:: Work required ::
Exclude the pictures; give every entry again exactly as written.

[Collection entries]
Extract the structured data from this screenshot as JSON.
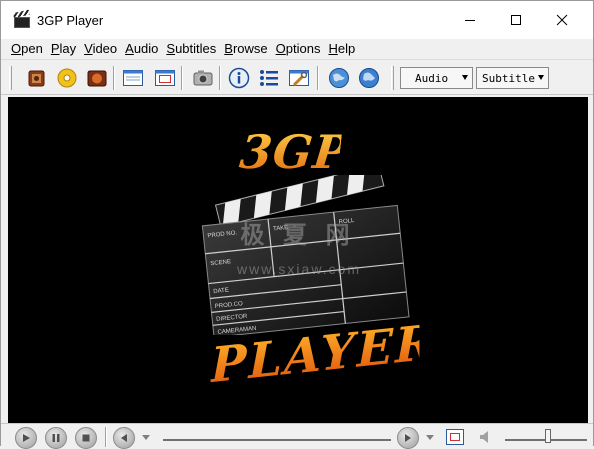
{
  "window": {
    "title": "3GP Player",
    "controls": {
      "minimize": "minimize",
      "maximize": "maximize",
      "close": "close"
    }
  },
  "menubar": {
    "items": [
      {
        "label": "Open"
      },
      {
        "label": "Play"
      },
      {
        "label": "Video"
      },
      {
        "label": "Audio"
      },
      {
        "label": "Subtitles"
      },
      {
        "label": "Browse"
      },
      {
        "label": "Options"
      },
      {
        "label": "Help"
      }
    ]
  },
  "toolbar": {
    "icons": [
      "open-file-icon",
      "open-disc-icon",
      "open-url-icon",
      "fullscreen-window-icon",
      "fit-window-icon",
      "screenshot-camera-icon",
      "info-icon",
      "playlist-icon",
      "settings-tools-icon",
      "web-globe-icon",
      "update-globe-icon"
    ],
    "audio_dropdown": "Audio",
    "subtitle_dropdown": "Subtitle"
  },
  "video": {
    "logo_top": "3GP",
    "logo_bottom": "PLAYER",
    "clapper_fields": [
      "PROD NO.",
      "TAKE",
      "ROLL",
      "SCENE",
      "DATE",
      "PROD.CO",
      "DIRECTOR",
      "CAMERAMAN"
    ],
    "watermark": "极 夏 网",
    "watermark_url": "www.sxiaw.com"
  },
  "controls": {
    "icons": [
      "play-icon",
      "pause-icon",
      "stop-icon",
      "previous-icon",
      "next-icon",
      "fullscreen-icon",
      "volume-icon"
    ],
    "seek_position": 0.0,
    "volume_level": 0.5
  },
  "colors": {
    "titlebar": "#ffffff",
    "chrome": "#f0f0f0",
    "video_bg": "#000000",
    "logo_gradient_top": "#ffd24a",
    "logo_gradient_bottom": "#e06a10"
  }
}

:: Response to the exercise ::
Extract the structured data from this screenshot as JSON.
{
  "window": {
    "title": "3GP Player",
    "controls": {
      "minimize": "minimize",
      "maximize": "maximize",
      "close": "close"
    }
  },
  "menubar": {
    "items": [
      {
        "label": "Open"
      },
      {
        "label": "Play"
      },
      {
        "label": "Video"
      },
      {
        "label": "Audio"
      },
      {
        "label": "Subtitles"
      },
      {
        "label": "Browse"
      },
      {
        "label": "Options"
      },
      {
        "label": "Help"
      }
    ]
  },
  "toolbar": {
    "icons": [
      "open-file-icon",
      "open-disc-icon",
      "open-url-icon",
      "fullscreen-window-icon",
      "fit-window-icon",
      "screenshot-camera-icon",
      "info-icon",
      "playlist-icon",
      "settings-tools-icon",
      "web-globe-icon",
      "update-globe-icon"
    ],
    "audio_dropdown": "Audio",
    "subtitle_dropdown": "Subtitle"
  },
  "video": {
    "logo_top": "3GP",
    "logo_bottom": "PLAYER",
    "clapper_fields": [
      "PROD NO.",
      "TAKE",
      "ROLL",
      "SCENE",
      "DATE",
      "PROD.CO",
      "DIRECTOR",
      "CAMERAMAN"
    ],
    "watermark": "极 夏 网",
    "watermark_url": "www.sxiaw.com"
  },
  "controls": {
    "icons": [
      "play-icon",
      "pause-icon",
      "stop-icon",
      "previous-icon",
      "next-icon",
      "fullscreen-icon",
      "volume-icon"
    ],
    "seek_position": 0.0,
    "volume_level": 0.5
  },
  "colors": {
    "titlebar": "#ffffff",
    "chrome": "#f0f0f0",
    "video_bg": "#000000",
    "logo_gradient_top": "#ffd24a",
    "logo_gradient_bottom": "#e06a10"
  }
}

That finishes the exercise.